Exercise input —
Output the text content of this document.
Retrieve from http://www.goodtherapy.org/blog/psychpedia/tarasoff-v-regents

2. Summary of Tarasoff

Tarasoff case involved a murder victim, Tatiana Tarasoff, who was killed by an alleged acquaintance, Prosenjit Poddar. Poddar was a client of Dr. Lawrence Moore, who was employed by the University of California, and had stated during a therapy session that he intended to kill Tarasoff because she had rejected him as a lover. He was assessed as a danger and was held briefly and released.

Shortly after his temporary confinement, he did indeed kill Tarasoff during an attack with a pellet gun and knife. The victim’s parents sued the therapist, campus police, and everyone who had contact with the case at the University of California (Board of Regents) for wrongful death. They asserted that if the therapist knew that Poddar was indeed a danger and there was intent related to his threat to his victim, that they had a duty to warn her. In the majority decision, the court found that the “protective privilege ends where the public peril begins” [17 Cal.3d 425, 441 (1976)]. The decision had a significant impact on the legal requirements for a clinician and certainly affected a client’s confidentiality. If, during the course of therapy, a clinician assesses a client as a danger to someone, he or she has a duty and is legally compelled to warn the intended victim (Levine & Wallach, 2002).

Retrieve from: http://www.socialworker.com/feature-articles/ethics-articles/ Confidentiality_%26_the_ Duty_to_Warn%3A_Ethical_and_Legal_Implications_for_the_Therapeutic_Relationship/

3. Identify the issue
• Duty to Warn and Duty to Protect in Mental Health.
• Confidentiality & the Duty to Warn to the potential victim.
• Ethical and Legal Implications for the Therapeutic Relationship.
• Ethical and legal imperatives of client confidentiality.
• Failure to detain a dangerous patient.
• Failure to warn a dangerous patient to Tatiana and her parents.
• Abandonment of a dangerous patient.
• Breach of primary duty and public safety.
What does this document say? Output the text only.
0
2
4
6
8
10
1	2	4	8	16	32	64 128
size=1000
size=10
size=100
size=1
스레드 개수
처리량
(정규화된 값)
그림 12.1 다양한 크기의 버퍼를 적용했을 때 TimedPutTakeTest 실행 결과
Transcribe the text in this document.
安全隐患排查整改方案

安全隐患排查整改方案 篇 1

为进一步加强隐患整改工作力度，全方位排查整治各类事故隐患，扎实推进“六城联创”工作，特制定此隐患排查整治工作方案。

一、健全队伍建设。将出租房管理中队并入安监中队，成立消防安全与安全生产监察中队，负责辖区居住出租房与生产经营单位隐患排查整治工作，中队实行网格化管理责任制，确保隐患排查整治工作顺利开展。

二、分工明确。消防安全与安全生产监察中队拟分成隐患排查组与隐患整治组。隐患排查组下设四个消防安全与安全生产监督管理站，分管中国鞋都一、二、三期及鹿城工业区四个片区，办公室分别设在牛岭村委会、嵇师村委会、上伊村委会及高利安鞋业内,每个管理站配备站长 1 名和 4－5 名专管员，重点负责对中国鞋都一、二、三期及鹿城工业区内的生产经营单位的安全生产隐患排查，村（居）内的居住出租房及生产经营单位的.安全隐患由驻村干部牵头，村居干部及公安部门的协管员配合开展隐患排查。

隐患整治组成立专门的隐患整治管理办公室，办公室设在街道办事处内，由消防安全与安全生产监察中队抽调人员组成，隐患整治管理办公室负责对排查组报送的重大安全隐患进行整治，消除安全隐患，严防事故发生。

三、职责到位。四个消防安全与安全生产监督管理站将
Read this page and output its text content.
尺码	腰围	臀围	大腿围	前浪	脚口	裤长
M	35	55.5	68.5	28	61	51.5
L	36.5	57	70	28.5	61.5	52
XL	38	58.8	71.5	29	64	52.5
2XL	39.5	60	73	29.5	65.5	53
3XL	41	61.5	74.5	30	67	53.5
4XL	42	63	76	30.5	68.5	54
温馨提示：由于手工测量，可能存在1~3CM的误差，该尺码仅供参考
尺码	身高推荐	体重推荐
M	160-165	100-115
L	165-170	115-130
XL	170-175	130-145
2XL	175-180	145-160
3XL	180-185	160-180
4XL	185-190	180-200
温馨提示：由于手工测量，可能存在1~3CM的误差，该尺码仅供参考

Problem —
Find every line in the records above that contains the word "from", and copy each one.

The result —
Retrieve from http://www.goodtherapy.org/blog/psychpedia/tarasoff-v-regents
Retrieve from: http://www.socialworker.com/feature-articles/ethics-articles/ Confidentiality_%26_the_ Duty_to_Warn%3A_Ethical_and_Legal_Implications_for_the_Therapeutic_Relationship/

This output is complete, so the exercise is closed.